• What the task requires:
Your task is to write out the lines from the line containing "Output a JSON" through the last line of the material, exactly.

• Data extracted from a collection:
━━━━━━━━━━━━━━━━━━━━━━━━━━━━━━
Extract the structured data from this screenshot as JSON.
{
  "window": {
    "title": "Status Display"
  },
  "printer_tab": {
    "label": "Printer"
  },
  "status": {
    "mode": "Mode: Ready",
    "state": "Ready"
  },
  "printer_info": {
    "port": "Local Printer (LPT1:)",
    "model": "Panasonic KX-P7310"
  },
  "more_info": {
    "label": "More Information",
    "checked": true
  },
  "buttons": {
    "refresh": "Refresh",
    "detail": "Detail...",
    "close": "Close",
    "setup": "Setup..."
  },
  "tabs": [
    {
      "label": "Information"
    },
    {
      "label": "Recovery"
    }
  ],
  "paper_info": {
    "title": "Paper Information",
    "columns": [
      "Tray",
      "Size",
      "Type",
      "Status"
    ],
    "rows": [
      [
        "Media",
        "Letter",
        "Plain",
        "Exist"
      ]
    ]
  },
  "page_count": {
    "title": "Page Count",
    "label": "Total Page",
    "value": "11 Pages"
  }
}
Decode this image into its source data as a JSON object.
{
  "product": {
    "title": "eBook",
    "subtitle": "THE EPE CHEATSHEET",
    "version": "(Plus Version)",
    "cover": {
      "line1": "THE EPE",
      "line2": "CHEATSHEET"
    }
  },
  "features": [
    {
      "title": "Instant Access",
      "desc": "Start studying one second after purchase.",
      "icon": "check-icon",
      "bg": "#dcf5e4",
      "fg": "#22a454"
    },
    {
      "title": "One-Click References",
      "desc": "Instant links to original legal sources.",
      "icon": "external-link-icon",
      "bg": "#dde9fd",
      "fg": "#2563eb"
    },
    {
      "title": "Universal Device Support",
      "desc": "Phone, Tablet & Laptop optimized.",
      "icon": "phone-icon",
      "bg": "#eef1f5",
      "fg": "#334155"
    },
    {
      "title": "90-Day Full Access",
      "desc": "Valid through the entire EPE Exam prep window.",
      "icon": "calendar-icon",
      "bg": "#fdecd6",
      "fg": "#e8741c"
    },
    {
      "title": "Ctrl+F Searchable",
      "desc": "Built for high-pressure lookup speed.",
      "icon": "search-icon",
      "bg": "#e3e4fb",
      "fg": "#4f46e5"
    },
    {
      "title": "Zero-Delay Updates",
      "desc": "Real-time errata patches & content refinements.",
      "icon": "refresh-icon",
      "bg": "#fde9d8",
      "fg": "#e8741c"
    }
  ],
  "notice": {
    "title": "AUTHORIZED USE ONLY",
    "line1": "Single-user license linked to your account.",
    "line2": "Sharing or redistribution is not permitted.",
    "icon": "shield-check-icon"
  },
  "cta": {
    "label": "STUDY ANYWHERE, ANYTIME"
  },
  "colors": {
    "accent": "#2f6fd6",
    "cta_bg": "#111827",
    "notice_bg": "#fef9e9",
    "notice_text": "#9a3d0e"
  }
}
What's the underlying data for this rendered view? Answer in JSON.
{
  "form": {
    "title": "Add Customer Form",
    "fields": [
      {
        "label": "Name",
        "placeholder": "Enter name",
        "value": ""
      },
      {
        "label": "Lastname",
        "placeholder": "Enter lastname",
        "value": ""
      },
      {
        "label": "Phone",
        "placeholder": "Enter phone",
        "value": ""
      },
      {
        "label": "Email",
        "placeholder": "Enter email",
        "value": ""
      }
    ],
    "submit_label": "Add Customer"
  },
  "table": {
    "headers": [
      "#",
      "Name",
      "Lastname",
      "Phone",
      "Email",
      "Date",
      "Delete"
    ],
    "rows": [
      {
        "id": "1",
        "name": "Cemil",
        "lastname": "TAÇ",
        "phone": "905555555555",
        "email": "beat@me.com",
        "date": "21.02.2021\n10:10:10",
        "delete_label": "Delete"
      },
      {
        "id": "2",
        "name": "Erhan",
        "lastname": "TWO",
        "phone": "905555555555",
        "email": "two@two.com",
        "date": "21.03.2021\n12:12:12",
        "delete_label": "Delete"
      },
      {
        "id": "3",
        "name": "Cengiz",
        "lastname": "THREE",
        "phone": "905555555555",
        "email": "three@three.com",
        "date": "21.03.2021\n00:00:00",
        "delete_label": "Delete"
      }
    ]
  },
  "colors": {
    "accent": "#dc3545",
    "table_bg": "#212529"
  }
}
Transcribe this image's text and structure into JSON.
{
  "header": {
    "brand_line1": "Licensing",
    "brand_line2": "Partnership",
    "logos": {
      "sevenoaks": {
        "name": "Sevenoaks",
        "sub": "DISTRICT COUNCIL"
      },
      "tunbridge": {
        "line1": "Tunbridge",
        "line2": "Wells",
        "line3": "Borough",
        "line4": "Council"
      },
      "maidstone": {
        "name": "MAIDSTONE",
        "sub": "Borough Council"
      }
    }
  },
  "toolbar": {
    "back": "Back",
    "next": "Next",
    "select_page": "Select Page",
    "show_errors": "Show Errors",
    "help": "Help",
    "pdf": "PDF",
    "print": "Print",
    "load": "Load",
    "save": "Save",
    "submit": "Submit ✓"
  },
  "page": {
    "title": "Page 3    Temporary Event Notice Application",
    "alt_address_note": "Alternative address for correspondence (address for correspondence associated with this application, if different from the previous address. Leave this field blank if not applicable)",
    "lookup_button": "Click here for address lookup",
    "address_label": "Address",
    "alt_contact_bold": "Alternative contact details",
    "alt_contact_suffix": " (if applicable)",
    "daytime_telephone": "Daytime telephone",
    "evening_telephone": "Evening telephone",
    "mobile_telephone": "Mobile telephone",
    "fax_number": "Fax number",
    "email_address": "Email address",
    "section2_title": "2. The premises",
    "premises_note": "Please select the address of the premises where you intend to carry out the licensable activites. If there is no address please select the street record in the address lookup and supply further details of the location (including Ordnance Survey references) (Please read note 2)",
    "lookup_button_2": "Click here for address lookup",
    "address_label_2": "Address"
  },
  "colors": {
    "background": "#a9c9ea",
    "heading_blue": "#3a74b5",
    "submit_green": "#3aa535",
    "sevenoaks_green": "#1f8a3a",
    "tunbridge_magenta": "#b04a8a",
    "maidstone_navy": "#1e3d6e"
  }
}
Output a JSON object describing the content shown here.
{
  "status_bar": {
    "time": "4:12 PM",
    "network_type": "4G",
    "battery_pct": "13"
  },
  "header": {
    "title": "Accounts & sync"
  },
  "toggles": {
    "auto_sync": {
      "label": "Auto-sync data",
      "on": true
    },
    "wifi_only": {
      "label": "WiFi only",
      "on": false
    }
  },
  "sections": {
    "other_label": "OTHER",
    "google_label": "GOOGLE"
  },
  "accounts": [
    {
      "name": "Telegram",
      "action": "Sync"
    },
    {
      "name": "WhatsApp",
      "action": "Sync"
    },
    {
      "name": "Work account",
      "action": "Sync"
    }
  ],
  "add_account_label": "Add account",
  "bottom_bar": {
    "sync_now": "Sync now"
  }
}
━━━━━━━━━━━━━━━━━━━━━━━━━━━━━━
• Exercise answer:
Output a JSON object describing the content shown here.
{
  "status_bar": {
    "time": "4:12 PM",
    "network_type": "4G",
    "battery_pct": "13"
  },
  "header": {
    "title": "Accounts & sync"
  },
  "toggles": {
    "auto_sync": {
      "label": "Auto-sync data",
      "on": true
    },
    "wifi_only": {
      "label": "WiFi only",
      "on": false
    }
  },
  "sections": {
    "other_label": "OTHER",
    "google_label": "GOOGLE"
  },
  "accounts": [
    {
      "name": "Telegram",
      "action": "Sync"
    },
    {
      "name": "WhatsApp",
      "action": "Sync"
    },
    {
      "name": "Work account",
      "action": "Sync"
    }
  ],
  "add_account_label": "Add account",
  "bottom_bar": {
    "sync_now": "Sync now"
  }
}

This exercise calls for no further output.